[EXERCISE MATERIAL]

────

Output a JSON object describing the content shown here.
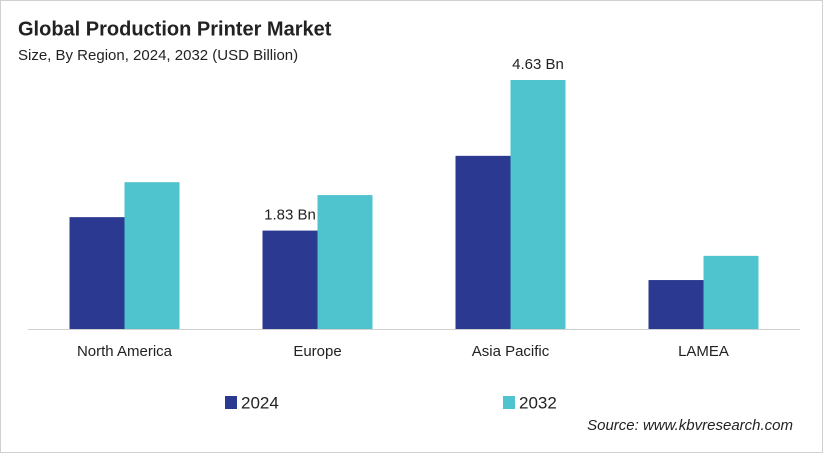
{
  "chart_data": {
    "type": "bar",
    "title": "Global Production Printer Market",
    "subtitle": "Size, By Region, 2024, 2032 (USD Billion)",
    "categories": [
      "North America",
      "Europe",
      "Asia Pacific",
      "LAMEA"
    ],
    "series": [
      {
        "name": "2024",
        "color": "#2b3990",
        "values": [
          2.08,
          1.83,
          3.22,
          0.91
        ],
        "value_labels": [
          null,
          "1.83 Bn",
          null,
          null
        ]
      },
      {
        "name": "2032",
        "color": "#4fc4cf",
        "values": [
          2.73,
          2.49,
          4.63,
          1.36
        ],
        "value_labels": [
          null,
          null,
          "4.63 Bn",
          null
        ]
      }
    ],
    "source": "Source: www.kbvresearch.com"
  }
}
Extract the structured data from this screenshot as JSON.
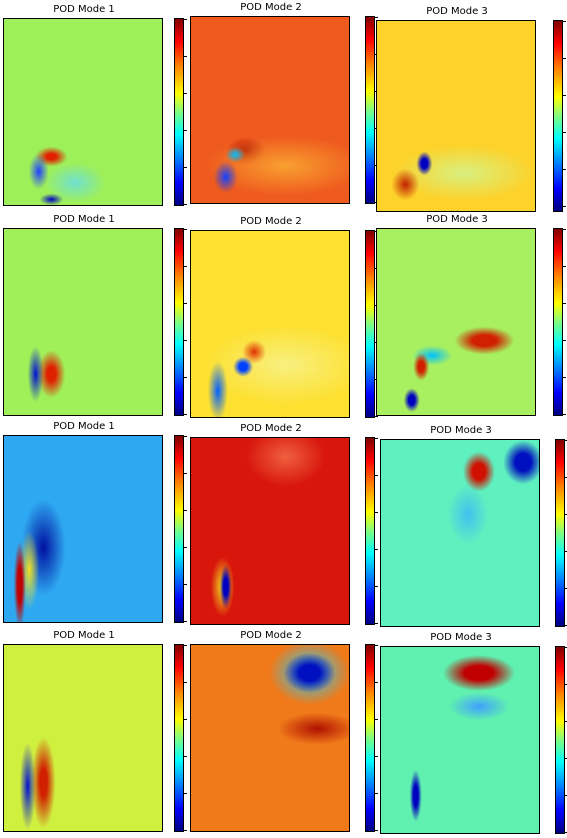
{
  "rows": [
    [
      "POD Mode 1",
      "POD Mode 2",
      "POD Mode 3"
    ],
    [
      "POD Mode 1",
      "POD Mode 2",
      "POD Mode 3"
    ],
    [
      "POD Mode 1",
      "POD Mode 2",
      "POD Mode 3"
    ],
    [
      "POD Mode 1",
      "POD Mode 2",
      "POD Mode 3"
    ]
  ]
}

────

[DESCRIPTION OF THE TASK] Every line of the material is to be quoted exactly, with no pictures carried over.

[CORRECT RESULT]
Output a JSON object describing the content shown here.
{
  "chart_data": {
    "type": "bar",
    "title": "Global Production Printer Market",
    "subtitle": "Size, By Region, 2024, 2032 (USD Billion)",
    "categories": [
      "North America",
      "Europe",
      "Asia Pacific",
      "LAMEA"
    ],
    "series": [
      {
        "name": "2024",
        "color": "#2b3990",
        "values": [
          2.08,
          1.83,
          3.22,
          0.91
        ],
        "value_labels": [
          null,
          "1.83 Bn",
          null,
          null
        ]
      },
      {
        "name": "2032",
        "color": "#4fc4cf",
        "values": [
          2.73,
          2.49,
          4.63,
          1.36
        ],
        "value_labels": [
          null,
          null,
          "4.63 Bn",
          null
        ]
      }
    ],
    "source": "Source: www.kbvresearch.com"
  }
}
Extract the structured data from this screenshot as JSON.
{
  "rows": [
    [
      "POD Mode 1",
      "POD Mode 2",
      "POD Mode 3"
    ],
    [
      "POD Mode 1",
      "POD Mode 2",
      "POD Mode 3"
    ],
    [
      "POD Mode 1",
      "POD Mode 2",
      "POD Mode 3"
    ],
    [
      "POD Mode 1",
      "POD Mode 2",
      "POD Mode 3"
    ]
  ]
}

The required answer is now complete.